> [What you are asked to do]
Pick every line with "Name" from the material below.

> [Dataset excerpts]
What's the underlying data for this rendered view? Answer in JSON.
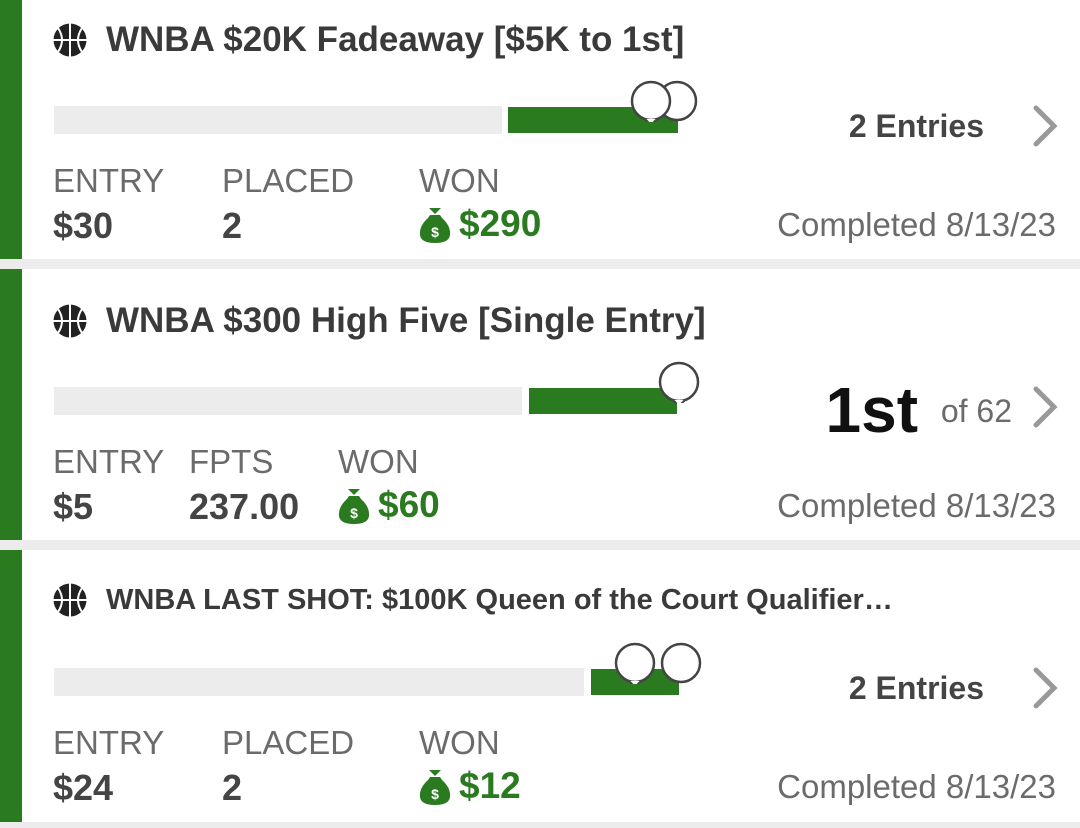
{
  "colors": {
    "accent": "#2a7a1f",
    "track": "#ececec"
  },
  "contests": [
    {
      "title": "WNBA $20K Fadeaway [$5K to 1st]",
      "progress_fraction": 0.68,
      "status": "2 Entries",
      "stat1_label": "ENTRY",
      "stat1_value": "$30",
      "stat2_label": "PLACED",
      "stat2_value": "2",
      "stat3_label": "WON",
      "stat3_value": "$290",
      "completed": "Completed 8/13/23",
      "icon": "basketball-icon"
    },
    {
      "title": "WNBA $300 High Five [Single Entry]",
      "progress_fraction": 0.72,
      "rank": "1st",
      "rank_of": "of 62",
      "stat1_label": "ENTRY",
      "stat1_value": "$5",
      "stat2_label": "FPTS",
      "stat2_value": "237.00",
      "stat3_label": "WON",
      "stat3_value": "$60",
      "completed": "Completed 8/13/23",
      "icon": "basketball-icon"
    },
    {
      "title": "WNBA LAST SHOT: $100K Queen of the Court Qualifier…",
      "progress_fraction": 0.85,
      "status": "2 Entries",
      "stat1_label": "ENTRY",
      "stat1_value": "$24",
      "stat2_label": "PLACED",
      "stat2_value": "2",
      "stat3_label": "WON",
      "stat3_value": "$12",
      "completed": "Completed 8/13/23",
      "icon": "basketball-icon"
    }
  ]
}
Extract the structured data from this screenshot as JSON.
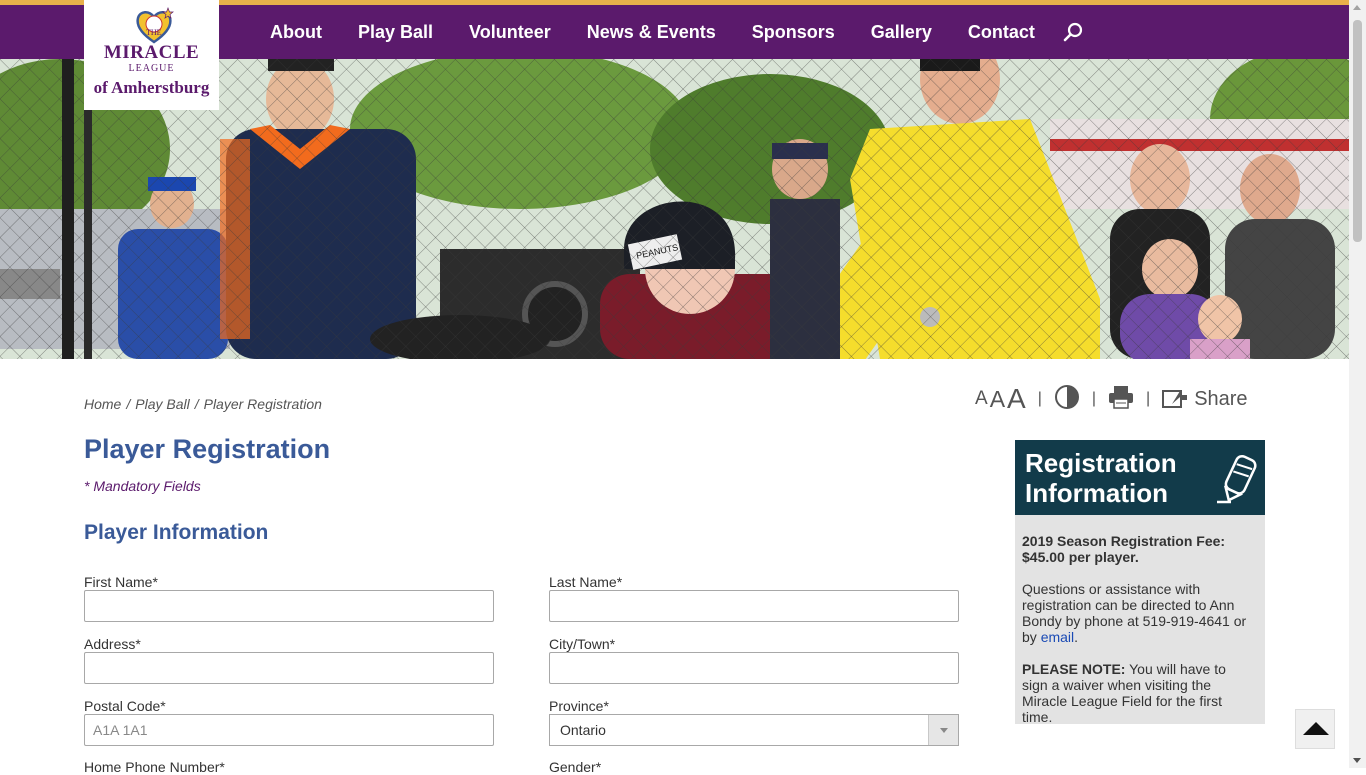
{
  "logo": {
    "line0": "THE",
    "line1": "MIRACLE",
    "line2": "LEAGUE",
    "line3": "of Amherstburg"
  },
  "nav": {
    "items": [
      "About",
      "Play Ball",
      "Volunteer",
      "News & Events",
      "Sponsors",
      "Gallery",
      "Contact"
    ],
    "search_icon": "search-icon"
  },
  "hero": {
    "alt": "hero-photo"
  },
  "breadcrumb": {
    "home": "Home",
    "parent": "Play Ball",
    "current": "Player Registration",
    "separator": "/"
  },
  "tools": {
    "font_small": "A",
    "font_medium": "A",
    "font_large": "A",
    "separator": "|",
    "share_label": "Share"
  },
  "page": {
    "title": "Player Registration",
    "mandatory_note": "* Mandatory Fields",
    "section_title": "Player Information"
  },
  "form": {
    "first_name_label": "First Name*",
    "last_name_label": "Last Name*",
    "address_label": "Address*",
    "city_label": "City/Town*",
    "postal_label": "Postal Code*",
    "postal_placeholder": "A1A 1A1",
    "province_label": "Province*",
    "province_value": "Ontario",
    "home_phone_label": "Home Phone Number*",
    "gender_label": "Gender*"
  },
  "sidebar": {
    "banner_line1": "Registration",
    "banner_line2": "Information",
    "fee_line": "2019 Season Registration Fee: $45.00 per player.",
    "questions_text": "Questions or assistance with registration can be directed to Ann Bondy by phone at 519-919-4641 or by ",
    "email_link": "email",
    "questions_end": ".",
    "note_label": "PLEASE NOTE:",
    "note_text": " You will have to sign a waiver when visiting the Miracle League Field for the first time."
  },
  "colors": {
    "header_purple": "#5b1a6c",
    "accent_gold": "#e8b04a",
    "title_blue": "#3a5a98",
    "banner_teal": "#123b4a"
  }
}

> [Solution for this exercise]
    "first_name_label": "First Name*",
    "last_name_label": "Last Name*",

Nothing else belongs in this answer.